*Given request*
Your task is to copy every line of the records below that contains "cells".

(Collected data entries)
□ □ □ □ □
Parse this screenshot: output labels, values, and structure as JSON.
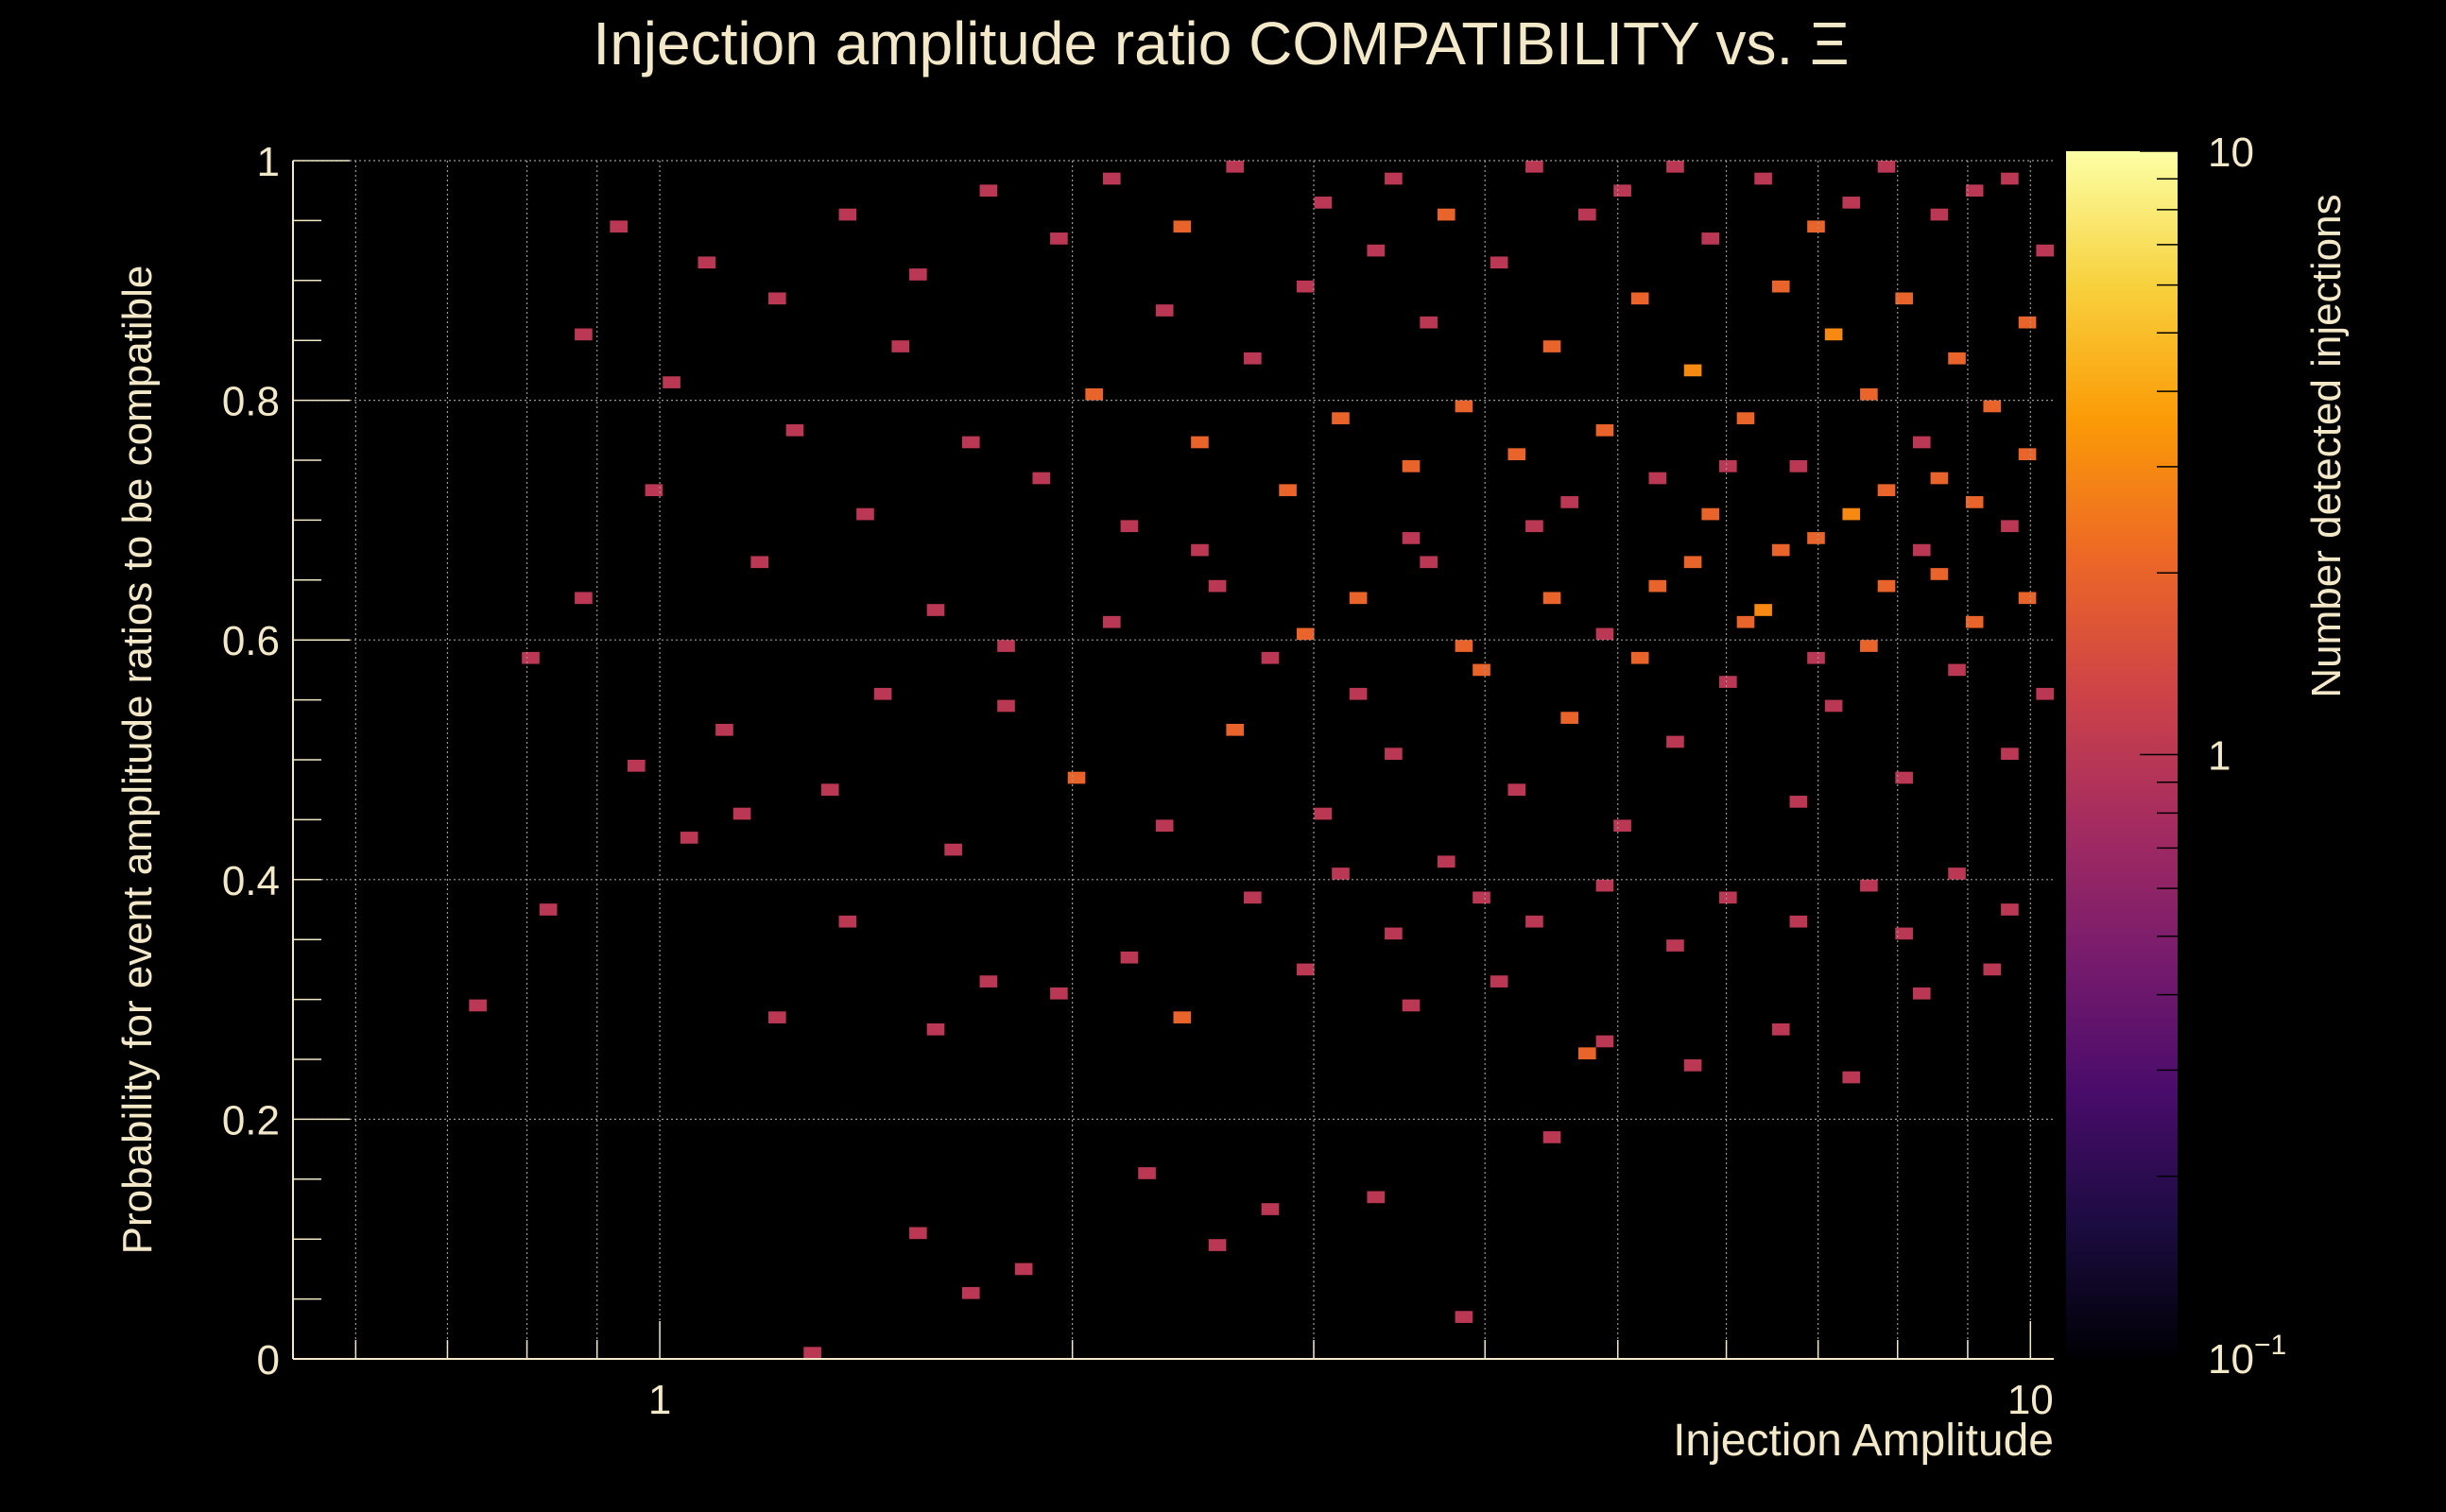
{
  "chart_data": {
    "type": "heatmap",
    "title": "Injection amplitude ratio COMPATIBILITY vs.  Ξ",
    "xlabel": "Injection Amplitude",
    "ylabel": "Probability for event amplitude ratios to be compatible",
    "zlabel": "Number detected injections",
    "x_scale": "log",
    "y_scale": "linear",
    "z_scale": "log",
    "xlim": [
      0.54,
      10.4
    ],
    "ylim": [
      0,
      1
    ],
    "zlim": [
      0.1,
      10
    ],
    "x_ticks": [
      {
        "value": 1,
        "label": "1"
      },
      {
        "value": 10,
        "label": "10"
      }
    ],
    "y_ticks": [
      {
        "value": 0,
        "label": "0"
      },
      {
        "value": 0.2,
        "label": "0.2"
      },
      {
        "value": 0.4,
        "label": "0.4"
      },
      {
        "value": 0.6,
        "label": "0.6"
      },
      {
        "value": 0.8,
        "label": "0.8"
      },
      {
        "value": 1,
        "label": "1"
      }
    ],
    "z_ticks": [
      {
        "value": 0.1,
        "label": "10",
        "exp": "−1"
      },
      {
        "value": 1,
        "label": "1",
        "exp": ""
      },
      {
        "value": 10,
        "label": "10",
        "exp": ""
      }
    ],
    "grid": true,
    "background": "#000000",
    "text_color": "#f3e8c8",
    "colormap": [
      "#000004",
      "#1b0c41",
      "#4a0c6b",
      "#781c6d",
      "#a52c60",
      "#cf4446",
      "#ed6925",
      "#fb9b06",
      "#f7d13d",
      "#fcffa4"
    ],
    "bin_grid": {
      "x_bins": 100,
      "y_bins": 100,
      "x_range": [
        0.54,
        10.4
      ],
      "y_range": [
        0,
        1
      ]
    },
    "note_cells": "cells: [x_bin_index, y_bin_index, count]",
    "cells": [
      [
        29,
        0,
        1
      ],
      [
        35,
        10,
        1
      ],
      [
        38,
        5,
        1
      ],
      [
        41,
        7,
        1
      ],
      [
        48,
        15,
        1
      ],
      [
        52,
        9,
        1
      ],
      [
        55,
        12,
        1
      ],
      [
        61,
        13,
        1
      ],
      [
        66,
        3,
        1
      ],
      [
        71,
        18,
        1
      ],
      [
        73,
        25,
        2
      ],
      [
        22,
        43,
        1
      ],
      [
        25,
        45,
        1
      ],
      [
        27,
        28,
        1
      ],
      [
        31,
        36,
        1
      ],
      [
        36,
        27,
        1
      ],
      [
        39,
        31,
        1
      ],
      [
        43,
        30,
        1
      ],
      [
        47,
        33,
        1
      ],
      [
        50,
        28,
        2
      ],
      [
        57,
        32,
        1
      ],
      [
        63,
        29,
        1
      ],
      [
        68,
        31,
        1
      ],
      [
        74,
        26,
        1
      ],
      [
        79,
        24,
        1
      ],
      [
        84,
        27,
        1
      ],
      [
        88,
        23,
        1
      ],
      [
        92,
        30,
        1
      ],
      [
        96,
        32,
        1
      ],
      [
        10,
        29,
        1
      ],
      [
        14,
        37,
        1
      ],
      [
        19,
        49,
        1
      ],
      [
        24,
        52,
        1
      ],
      [
        30,
        47,
        1
      ],
      [
        33,
        55,
        1
      ],
      [
        37,
        42,
        1
      ],
      [
        40,
        59,
        1
      ],
      [
        44,
        48,
        2
      ],
      [
        46,
        61,
        1
      ],
      [
        49,
        44,
        1
      ],
      [
        51,
        67,
        1
      ],
      [
        53,
        52,
        2
      ],
      [
        55,
        58,
        1
      ],
      [
        58,
        45,
        1
      ],
      [
        60,
        63,
        2
      ],
      [
        62,
        50,
        1
      ],
      [
        64,
        66,
        1
      ],
      [
        65,
        41,
        1
      ],
      [
        67,
        57,
        2
      ],
      [
        69,
        47,
        1
      ],
      [
        70,
        69,
        1
      ],
      [
        72,
        53,
        2
      ],
      [
        74,
        60,
        1
      ],
      [
        75,
        44,
        1
      ],
      [
        77,
        64,
        2
      ],
      [
        78,
        51,
        1
      ],
      [
        80,
        70,
        2
      ],
      [
        81,
        56,
        1
      ],
      [
        83,
        62,
        3
      ],
      [
        85,
        46,
        1
      ],
      [
        86,
        68,
        2
      ],
      [
        87,
        54,
        1
      ],
      [
        89,
        59,
        2
      ],
      [
        90,
        72,
        2
      ],
      [
        91,
        48,
        1
      ],
      [
        93,
        65,
        2
      ],
      [
        94,
        57,
        1
      ],
      [
        95,
        71,
        2
      ],
      [
        97,
        50,
        1
      ],
      [
        98,
        63,
        2
      ],
      [
        99,
        55,
        1
      ],
      [
        13,
        58,
        1
      ],
      [
        16,
        63,
        1
      ],
      [
        20,
        72,
        1
      ],
      [
        21,
        81,
        1
      ],
      [
        26,
        66,
        1
      ],
      [
        28,
        77,
        1
      ],
      [
        32,
        70,
        1
      ],
      [
        34,
        84,
        1
      ],
      [
        36,
        62,
        1
      ],
      [
        38,
        76,
        1
      ],
      [
        42,
        73,
        1
      ],
      [
        45,
        80,
        2
      ],
      [
        47,
        69,
        1
      ],
      [
        49,
        87,
        1
      ],
      [
        51,
        76,
        2
      ],
      [
        54,
        83,
        1
      ],
      [
        56,
        72,
        2
      ],
      [
        57,
        89,
        1
      ],
      [
        59,
        78,
        2
      ],
      [
        61,
        92,
        1
      ],
      [
        63,
        74,
        2
      ],
      [
        64,
        86,
        1
      ],
      [
        66,
        79,
        2
      ],
      [
        68,
        91,
        1
      ],
      [
        69,
        75,
        2
      ],
      [
        71,
        84,
        2
      ],
      [
        73,
        95,
        1
      ],
      [
        74,
        77,
        2
      ],
      [
        76,
        88,
        2
      ],
      [
        77,
        73,
        1
      ],
      [
        79,
        82,
        3
      ],
      [
        80,
        93,
        1
      ],
      [
        82,
        78,
        2
      ],
      [
        84,
        89,
        2
      ],
      [
        85,
        74,
        1
      ],
      [
        87,
        85,
        3
      ],
      [
        88,
        96,
        1
      ],
      [
        89,
        80,
        2
      ],
      [
        91,
        88,
        2
      ],
      [
        92,
        76,
        1
      ],
      [
        94,
        83,
        2
      ],
      [
        95,
        97,
        1
      ],
      [
        96,
        79,
        2
      ],
      [
        98,
        86,
        2
      ],
      [
        99,
        92,
        1
      ],
      [
        16,
        85,
        1
      ],
      [
        18,
        94,
        1
      ],
      [
        23,
        91,
        1
      ],
      [
        27,
        88,
        1
      ],
      [
        31,
        95,
        1
      ],
      [
        35,
        90,
        1
      ],
      [
        39,
        97,
        1
      ],
      [
        43,
        93,
        1
      ],
      [
        46,
        98,
        1
      ],
      [
        50,
        94,
        2
      ],
      [
        53,
        99,
        1
      ],
      [
        58,
        96,
        1
      ],
      [
        62,
        98,
        1
      ],
      [
        65,
        95,
        2
      ],
      [
        70,
        99,
        1
      ],
      [
        75,
        97,
        1
      ],
      [
        78,
        99,
        1
      ],
      [
        83,
        98,
        1
      ],
      [
        86,
        94,
        2
      ],
      [
        90,
        99,
        1
      ],
      [
        93,
        95,
        1
      ],
      [
        97,
        98,
        1
      ],
      [
        40,
        54,
        1
      ],
      [
        52,
        64,
        1
      ],
      [
        57,
        60,
        2
      ],
      [
        60,
        55,
        1
      ],
      [
        63,
        68,
        1
      ],
      [
        66,
        59,
        2
      ],
      [
        71,
        63,
        2
      ],
      [
        72,
        71,
        1
      ],
      [
        76,
        58,
        2
      ],
      [
        79,
        66,
        2
      ],
      [
        81,
        74,
        1
      ],
      [
        82,
        61,
        2
      ],
      [
        84,
        67,
        2
      ],
      [
        86,
        58,
        1
      ],
      [
        88,
        70,
        3
      ],
      [
        90,
        64,
        2
      ],
      [
        92,
        67,
        1
      ],
      [
        93,
        73,
        2
      ],
      [
        95,
        61,
        2
      ],
      [
        97,
        69,
        1
      ],
      [
        98,
        75,
        2
      ],
      [
        54,
        38,
        1
      ],
      [
        59,
        40,
        1
      ],
      [
        62,
        35,
        1
      ],
      [
        67,
        38,
        1
      ],
      [
        70,
        36,
        1
      ],
      [
        74,
        39,
        1
      ],
      [
        78,
        34,
        1
      ],
      [
        81,
        38,
        1
      ],
      [
        85,
        36,
        1
      ],
      [
        89,
        39,
        1
      ],
      [
        91,
        35,
        1
      ],
      [
        94,
        40,
        1
      ],
      [
        97,
        37,
        1
      ]
    ]
  }
}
□ □ □ □ □
*Response to this task*
    "note_cells": "cells: [x_bin_index, y_bin_index, count]",
    "cells": [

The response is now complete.